Repeat all of the material exactly as given.

*** Exercise input ***

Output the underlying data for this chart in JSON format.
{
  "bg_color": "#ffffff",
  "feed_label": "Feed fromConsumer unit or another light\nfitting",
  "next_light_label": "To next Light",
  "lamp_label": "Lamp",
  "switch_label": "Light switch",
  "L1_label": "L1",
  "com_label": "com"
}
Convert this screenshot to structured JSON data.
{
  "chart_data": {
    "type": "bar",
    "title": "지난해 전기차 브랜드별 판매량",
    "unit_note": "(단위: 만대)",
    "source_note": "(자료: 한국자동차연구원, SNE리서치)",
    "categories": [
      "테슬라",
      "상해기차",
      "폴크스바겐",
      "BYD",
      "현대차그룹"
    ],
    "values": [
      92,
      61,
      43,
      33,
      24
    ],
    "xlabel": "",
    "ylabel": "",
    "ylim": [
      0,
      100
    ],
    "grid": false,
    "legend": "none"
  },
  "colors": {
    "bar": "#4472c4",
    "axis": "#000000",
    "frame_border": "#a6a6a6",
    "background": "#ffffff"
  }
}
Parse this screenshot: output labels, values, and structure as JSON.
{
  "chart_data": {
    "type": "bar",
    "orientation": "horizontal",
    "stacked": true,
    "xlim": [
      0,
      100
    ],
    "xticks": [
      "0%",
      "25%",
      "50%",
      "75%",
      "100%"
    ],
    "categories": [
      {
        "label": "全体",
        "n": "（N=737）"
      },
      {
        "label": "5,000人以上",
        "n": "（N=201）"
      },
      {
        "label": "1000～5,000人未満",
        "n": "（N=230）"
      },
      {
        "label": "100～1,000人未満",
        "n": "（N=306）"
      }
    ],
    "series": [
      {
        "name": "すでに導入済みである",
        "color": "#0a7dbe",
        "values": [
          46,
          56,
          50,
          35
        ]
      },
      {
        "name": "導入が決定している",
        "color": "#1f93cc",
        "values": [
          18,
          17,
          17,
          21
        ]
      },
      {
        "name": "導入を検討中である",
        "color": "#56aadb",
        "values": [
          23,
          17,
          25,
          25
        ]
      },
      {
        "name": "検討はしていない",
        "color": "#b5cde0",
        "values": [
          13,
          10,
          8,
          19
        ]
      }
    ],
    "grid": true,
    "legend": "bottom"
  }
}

***

Exercise result.
Output the underlying data for this chart in JSON format.
{
  "bg_color": "#ffffff",
  "feed_label": "Feed fromConsumer unit or another light\nfitting",
  "next_light_label": "To next Light",
  "lamp_label": "Lamp",
  "switch_label": "Light switch",
  "L1_label": "L1",
  "com_label": "com"
}
Convert this screenshot to structured JSON data.
{
  "chart_data": {
    "type": "bar",
    "title": "지난해 전기차 브랜드별 판매량",
    "unit_note": "(단위: 만대)",
    "source_note": "(자료: 한국자동차연구원, SNE리서치)",
    "categories": [
      "테슬라",
      "상해기차",
      "폴크스바겐",
      "BYD",
      "현대차그룹"
    ],
    "values": [
      92,
      61,
      43,
      33,
      24
    ],
    "xlabel": "",
    "ylabel": "",
    "ylim": [
      0,
      100
    ],
    "grid": false,
    "legend": "none"
  },
  "colors": {
    "bar": "#4472c4",
    "axis": "#000000",
    "frame_border": "#a6a6a6",
    "background": "#ffffff"
  }
}
Parse this screenshot: output labels, values, and structure as JSON.
{
  "chart_data": {
    "type": "bar",
    "orientation": "horizontal",
    "stacked": true,
    "xlim": [
      0,
      100
    ],
    "xticks": [
      "0%",
      "25%",
      "50%",
      "75%",
      "100%"
    ],
    "categories": [
      {
        "label": "全体",
        "n": "（N=737）"
      },
      {
        "label": "5,000人以上",
        "n": "（N=201）"
      },
      {
        "label": "1000～5,000人未満",
        "n": "（N=230）"
      },
      {
        "label": "100～1,000人未満",
        "n": "（N=306）"
      }
    ],
    "series": [
      {
        "name": "すでに導入済みである",
        "color": "#0a7dbe",
        "values": [
          46,
          56,
          50,
          35
        ]
      },
      {
        "name": "導入が決定している",
        "color": "#1f93cc",
        "values": [
          18,
          17,
          17,
          21
        ]
      },
      {
        "name": "導入を検討中である",
        "color": "#56aadb",
        "values": [
          23,
          17,
          25,
          25
        ]
      },
      {
        "name": "検討はしていない",
        "color": "#b5cde0",
        "values": [
          13,
          10,
          8,
          19
        ]
      }
    ],
    "grid": true,
    "legend": "bottom"
  }
}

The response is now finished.